▶ **WORK REQUIRED**: Wherever the word "name" turns up in a line of the entries, copy that line.
╔══
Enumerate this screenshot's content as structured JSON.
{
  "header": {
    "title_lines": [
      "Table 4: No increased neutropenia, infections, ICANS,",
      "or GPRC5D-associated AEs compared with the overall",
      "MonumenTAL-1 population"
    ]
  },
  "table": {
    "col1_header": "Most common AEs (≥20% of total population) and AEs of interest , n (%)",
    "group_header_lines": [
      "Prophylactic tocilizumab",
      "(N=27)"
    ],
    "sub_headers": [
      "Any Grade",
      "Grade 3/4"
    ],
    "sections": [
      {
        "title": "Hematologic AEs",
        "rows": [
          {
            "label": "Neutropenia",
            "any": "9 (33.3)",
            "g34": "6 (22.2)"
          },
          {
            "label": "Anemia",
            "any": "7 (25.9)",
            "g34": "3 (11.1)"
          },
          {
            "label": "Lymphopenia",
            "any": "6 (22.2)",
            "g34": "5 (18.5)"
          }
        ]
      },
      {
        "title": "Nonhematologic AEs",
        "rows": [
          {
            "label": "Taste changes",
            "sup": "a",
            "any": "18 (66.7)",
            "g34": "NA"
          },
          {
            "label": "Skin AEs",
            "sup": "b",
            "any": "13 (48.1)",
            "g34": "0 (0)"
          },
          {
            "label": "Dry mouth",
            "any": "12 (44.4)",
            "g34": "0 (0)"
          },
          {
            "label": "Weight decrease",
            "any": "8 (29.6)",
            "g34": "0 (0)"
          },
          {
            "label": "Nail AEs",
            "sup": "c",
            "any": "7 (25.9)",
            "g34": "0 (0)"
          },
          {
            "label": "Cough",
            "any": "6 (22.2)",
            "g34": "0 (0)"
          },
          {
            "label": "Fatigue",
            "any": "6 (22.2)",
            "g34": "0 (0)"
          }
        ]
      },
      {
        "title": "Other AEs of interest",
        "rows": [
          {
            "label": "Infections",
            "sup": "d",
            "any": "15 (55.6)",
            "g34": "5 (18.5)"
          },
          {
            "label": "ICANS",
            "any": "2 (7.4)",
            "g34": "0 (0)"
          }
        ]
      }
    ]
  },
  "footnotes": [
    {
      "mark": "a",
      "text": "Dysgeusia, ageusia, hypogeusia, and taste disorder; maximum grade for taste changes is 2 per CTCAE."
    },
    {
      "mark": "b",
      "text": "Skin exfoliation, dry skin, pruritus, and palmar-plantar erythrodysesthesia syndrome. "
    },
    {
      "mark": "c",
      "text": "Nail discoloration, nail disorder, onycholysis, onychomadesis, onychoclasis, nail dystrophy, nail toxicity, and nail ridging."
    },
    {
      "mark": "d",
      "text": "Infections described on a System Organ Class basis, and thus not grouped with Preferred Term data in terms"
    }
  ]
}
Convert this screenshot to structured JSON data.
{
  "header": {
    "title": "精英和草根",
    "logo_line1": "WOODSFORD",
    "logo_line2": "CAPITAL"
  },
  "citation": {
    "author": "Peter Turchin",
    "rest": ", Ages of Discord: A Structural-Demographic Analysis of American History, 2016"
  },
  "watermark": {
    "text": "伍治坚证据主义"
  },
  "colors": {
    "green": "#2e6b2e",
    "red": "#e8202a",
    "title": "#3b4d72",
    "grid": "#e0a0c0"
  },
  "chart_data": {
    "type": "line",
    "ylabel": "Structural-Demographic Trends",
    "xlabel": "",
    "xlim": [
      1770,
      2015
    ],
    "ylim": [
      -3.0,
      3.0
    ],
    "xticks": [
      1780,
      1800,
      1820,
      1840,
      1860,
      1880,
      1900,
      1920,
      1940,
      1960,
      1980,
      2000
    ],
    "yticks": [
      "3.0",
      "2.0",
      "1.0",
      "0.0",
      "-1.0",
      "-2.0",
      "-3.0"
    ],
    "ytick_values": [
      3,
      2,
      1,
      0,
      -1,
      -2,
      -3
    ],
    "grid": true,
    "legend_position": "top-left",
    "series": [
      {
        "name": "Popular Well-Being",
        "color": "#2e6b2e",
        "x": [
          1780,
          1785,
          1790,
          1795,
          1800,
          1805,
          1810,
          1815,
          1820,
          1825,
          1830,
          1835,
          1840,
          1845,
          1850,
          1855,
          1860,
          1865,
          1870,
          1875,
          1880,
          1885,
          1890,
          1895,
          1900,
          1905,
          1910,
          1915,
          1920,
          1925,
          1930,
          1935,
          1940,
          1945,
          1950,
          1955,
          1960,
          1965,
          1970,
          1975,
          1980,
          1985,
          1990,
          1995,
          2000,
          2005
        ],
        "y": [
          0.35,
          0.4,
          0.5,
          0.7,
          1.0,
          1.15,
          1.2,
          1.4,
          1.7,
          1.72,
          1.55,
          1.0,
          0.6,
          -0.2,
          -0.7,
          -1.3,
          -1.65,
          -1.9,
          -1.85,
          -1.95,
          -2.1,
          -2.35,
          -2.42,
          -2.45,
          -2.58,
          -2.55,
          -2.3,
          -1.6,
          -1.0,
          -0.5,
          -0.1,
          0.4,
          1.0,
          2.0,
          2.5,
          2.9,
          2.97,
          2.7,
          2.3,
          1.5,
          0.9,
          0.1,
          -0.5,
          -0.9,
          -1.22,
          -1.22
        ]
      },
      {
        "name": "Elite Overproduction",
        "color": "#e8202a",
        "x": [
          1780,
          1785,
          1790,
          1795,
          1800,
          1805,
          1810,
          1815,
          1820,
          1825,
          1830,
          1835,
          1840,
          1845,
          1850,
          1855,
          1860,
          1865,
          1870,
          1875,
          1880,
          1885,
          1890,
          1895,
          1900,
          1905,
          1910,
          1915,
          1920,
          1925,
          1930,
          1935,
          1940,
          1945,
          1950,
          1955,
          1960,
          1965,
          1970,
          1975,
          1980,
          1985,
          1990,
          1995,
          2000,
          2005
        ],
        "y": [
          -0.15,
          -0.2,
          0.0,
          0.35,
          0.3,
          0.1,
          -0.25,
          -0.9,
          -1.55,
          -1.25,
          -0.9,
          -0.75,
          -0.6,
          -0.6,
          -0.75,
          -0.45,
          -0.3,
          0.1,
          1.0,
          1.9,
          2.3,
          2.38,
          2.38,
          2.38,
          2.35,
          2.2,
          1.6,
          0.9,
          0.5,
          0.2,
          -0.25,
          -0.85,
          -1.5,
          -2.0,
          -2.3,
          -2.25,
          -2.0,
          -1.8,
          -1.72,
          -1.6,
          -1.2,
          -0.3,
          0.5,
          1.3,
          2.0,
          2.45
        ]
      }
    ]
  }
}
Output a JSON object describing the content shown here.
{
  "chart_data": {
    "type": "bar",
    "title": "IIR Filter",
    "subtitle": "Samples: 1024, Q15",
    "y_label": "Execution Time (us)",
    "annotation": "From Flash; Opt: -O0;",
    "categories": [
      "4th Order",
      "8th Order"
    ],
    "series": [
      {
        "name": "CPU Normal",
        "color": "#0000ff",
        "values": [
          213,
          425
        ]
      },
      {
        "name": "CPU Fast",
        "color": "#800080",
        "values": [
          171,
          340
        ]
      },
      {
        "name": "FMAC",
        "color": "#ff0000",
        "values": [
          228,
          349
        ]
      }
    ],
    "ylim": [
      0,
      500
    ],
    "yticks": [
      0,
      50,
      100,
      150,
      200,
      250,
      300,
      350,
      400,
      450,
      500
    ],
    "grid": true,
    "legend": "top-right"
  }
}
╚══
▶ **WORKED ANSWER**:
        "name": "Popular Well-Being",
        "name": "Elite Overproduction",
        "name": "CPU Normal",
        "name": "CPU Fast",
        "name": "FMAC",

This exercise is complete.